[Stored records]
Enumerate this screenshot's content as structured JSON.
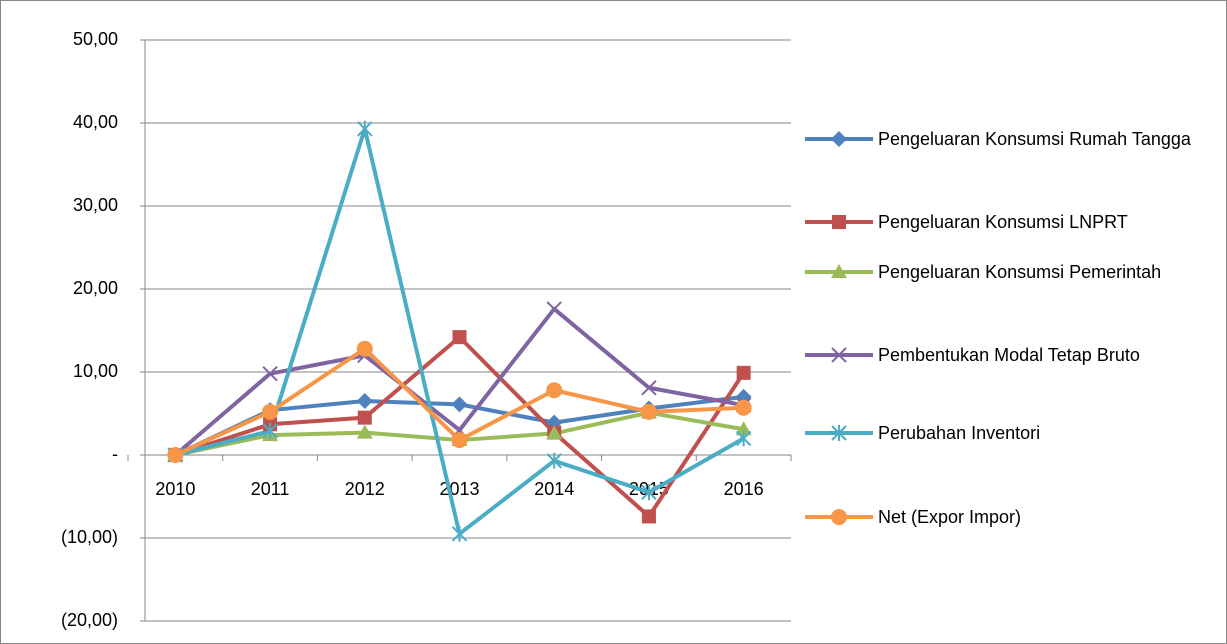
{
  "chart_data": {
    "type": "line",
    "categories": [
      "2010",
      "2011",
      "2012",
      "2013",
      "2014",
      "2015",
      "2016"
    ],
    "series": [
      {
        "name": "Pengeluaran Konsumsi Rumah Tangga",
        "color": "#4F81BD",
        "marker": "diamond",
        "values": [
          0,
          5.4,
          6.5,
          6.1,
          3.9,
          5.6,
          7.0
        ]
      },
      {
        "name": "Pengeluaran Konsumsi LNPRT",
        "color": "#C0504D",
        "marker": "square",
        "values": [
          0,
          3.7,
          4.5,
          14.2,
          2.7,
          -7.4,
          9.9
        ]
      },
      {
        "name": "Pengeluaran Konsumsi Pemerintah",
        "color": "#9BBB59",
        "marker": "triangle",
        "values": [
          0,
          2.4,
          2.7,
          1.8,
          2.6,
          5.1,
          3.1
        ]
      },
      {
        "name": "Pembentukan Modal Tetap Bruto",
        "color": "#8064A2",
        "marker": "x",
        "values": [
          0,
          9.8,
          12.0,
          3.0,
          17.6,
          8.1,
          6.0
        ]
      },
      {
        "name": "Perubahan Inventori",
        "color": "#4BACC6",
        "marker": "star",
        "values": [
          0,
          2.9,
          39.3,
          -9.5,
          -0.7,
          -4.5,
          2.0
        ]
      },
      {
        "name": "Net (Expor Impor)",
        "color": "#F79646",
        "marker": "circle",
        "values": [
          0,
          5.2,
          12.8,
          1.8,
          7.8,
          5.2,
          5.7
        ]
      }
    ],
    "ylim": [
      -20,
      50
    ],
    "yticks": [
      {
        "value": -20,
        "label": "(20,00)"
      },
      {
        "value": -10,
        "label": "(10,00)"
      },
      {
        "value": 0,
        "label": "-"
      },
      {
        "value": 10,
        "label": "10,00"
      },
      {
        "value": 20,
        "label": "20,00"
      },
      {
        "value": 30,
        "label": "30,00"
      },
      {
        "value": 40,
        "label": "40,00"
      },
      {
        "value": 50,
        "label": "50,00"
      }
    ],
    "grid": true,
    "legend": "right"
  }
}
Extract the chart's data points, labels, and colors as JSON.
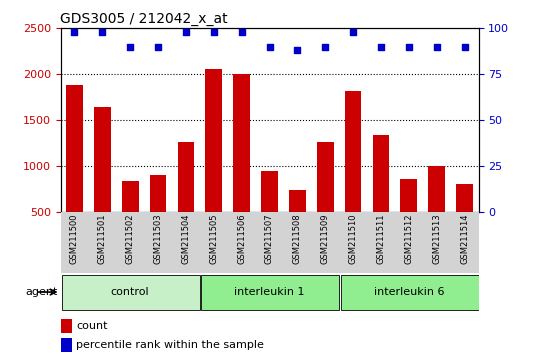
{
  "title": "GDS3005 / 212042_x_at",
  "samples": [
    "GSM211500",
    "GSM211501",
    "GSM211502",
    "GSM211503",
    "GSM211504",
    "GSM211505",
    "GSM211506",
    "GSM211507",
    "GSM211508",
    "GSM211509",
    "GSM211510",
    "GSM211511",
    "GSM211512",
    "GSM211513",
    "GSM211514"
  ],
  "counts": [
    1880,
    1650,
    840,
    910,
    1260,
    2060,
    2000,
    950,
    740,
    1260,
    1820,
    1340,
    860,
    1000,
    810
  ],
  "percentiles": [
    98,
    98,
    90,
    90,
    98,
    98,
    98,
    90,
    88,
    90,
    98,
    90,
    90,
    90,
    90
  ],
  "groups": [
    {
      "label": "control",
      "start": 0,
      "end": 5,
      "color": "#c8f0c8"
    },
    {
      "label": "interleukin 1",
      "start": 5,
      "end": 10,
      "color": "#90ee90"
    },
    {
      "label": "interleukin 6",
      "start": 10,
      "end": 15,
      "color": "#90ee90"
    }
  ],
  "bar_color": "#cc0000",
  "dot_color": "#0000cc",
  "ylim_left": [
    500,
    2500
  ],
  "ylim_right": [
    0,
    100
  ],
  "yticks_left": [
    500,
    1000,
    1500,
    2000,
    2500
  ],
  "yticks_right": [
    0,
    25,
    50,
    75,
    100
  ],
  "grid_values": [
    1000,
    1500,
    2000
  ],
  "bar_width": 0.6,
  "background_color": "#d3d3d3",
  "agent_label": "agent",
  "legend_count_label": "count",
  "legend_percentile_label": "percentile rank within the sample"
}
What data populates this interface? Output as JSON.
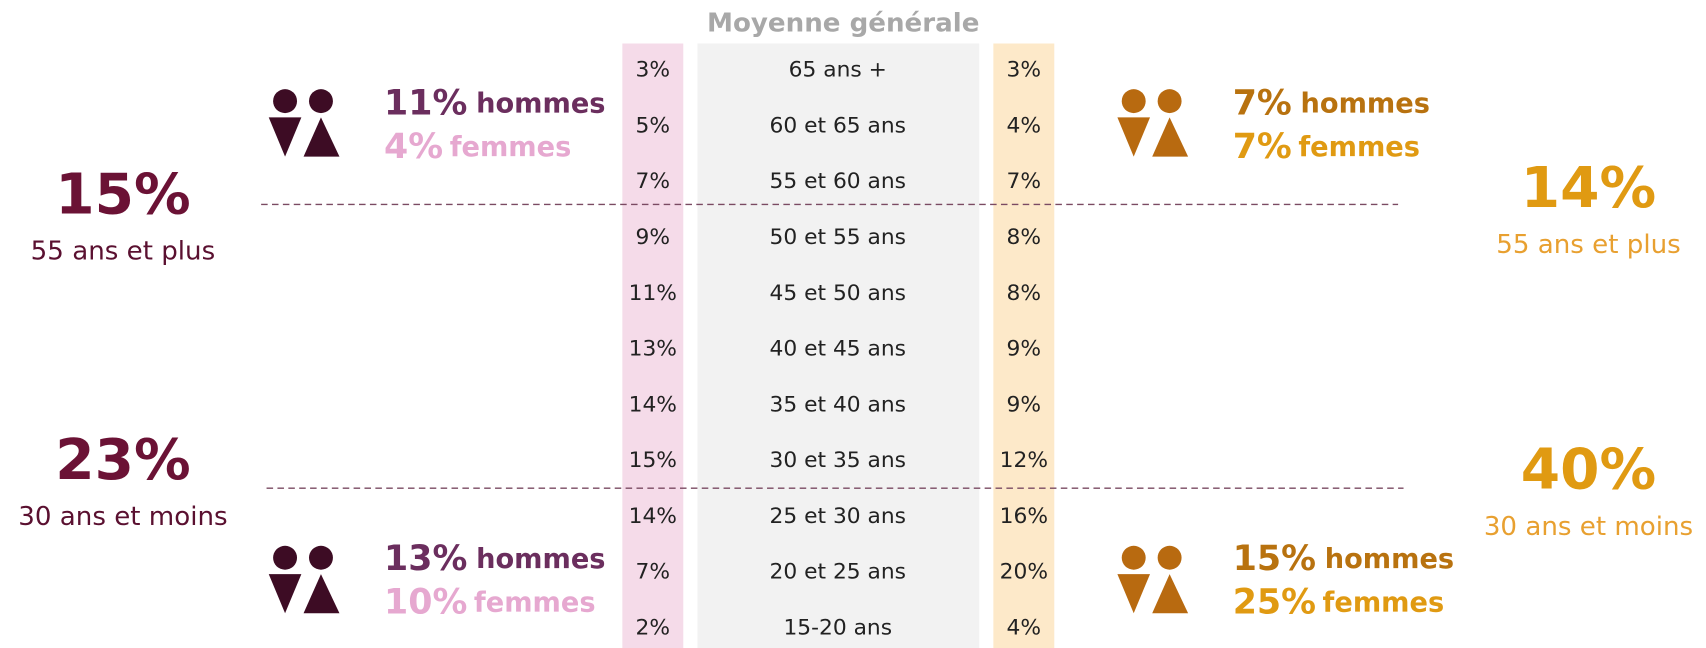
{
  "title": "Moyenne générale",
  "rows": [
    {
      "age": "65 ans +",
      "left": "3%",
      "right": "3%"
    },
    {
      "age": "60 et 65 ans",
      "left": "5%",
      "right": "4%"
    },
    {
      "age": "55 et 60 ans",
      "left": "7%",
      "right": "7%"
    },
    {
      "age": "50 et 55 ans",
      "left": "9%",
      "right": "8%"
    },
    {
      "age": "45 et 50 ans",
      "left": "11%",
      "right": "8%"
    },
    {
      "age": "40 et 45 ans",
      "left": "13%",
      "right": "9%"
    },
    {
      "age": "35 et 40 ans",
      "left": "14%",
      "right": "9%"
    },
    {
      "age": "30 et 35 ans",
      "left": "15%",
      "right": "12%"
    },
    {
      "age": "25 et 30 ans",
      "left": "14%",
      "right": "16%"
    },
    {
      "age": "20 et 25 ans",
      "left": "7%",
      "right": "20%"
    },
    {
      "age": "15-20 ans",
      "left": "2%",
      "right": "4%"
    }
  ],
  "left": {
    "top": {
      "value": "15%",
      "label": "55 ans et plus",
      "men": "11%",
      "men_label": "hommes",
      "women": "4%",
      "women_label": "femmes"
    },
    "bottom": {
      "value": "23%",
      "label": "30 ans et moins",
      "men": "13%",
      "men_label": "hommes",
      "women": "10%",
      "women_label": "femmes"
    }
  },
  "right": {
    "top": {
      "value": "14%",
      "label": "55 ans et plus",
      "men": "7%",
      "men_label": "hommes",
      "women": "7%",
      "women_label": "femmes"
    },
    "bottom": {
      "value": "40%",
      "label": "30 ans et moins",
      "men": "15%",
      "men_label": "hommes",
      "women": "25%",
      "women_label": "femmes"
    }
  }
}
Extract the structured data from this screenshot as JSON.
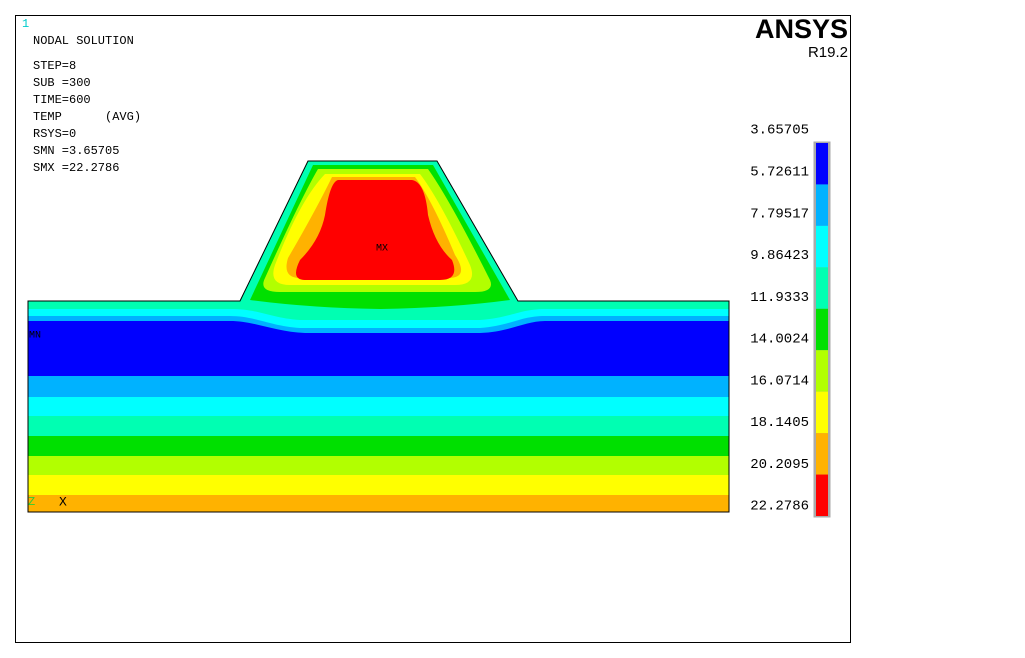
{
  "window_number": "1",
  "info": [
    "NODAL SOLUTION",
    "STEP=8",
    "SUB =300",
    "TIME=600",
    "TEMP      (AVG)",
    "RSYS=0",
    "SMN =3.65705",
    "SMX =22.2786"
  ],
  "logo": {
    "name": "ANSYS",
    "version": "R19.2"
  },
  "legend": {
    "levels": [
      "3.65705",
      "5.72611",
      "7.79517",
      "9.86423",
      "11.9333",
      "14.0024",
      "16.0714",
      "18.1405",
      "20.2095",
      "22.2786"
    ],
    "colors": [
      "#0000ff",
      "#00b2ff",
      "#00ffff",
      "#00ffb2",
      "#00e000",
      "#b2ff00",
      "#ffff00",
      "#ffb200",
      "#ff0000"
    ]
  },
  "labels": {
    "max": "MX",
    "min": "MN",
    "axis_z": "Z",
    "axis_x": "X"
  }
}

To do:
Each line in the listing above that contains "this" should be copied.

Full response:
Enumerate this screenshot's content as structured JSON.
What data populates this interface? Output as JSON.
Extract the structured data from this screenshot as JSON.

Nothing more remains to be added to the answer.